Saved entries:
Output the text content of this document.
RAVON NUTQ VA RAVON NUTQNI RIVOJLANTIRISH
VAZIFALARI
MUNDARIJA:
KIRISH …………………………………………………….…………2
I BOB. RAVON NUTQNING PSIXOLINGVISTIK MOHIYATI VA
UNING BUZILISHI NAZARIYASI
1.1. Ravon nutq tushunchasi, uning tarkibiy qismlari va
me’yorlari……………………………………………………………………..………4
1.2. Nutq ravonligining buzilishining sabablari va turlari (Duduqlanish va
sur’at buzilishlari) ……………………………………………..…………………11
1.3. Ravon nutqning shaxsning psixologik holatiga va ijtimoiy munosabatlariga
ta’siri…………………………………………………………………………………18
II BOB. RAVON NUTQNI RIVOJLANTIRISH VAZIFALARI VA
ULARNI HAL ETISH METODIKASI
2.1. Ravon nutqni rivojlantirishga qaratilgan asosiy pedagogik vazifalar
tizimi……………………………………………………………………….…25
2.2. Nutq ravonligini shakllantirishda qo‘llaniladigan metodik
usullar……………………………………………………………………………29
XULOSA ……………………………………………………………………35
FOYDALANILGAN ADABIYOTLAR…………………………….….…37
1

--- DESCRIPTION OF THE TASK ---
Give an exact repetition of all the material.

--- RESPONSE TO THE EXERCISE ---
Output the text content of this document.
RAVON NUTQ VA RAVON NUTQNI RIVOJLANTIRISH
VAZIFALARI
MUNDARIJA:
KIRISH …………………………………………………….…………2
I BOB. RAVON NUTQNING PSIXOLINGVISTIK MOHIYATI VA
UNING BUZILISHI NAZARIYASI
1.1. Ravon nutq tushunchasi, uning tarkibiy qismlari va
me’yorlari……………………………………………………………………..………4
1.2. Nutq ravonligining buzilishining sabablari va turlari (Duduqlanish va
sur’at buzilishlari) ……………………………………………..…………………11
1.3. Ravon nutqning shaxsning psixologik holatiga va ijtimoiy munosabatlariga
ta’siri…………………………………………………………………………………18
II BOB. RAVON NUTQNI RIVOJLANTIRISH VAZIFALARI VA
ULARNI HAL ETISH METODIKASI
2.1. Ravon nutqni rivojlantirishga qaratilgan asosiy pedagogik vazifalar
tizimi……………………………………………………………………….…25
2.2. Nutq ravonligini shakllantirishda qo‘llaniladigan metodik
usullar……………………………………………………………………………29
XULOSA ……………………………………………………………………35
FOYDALANILGAN ADABIYOTLAR…………………………….….…37
1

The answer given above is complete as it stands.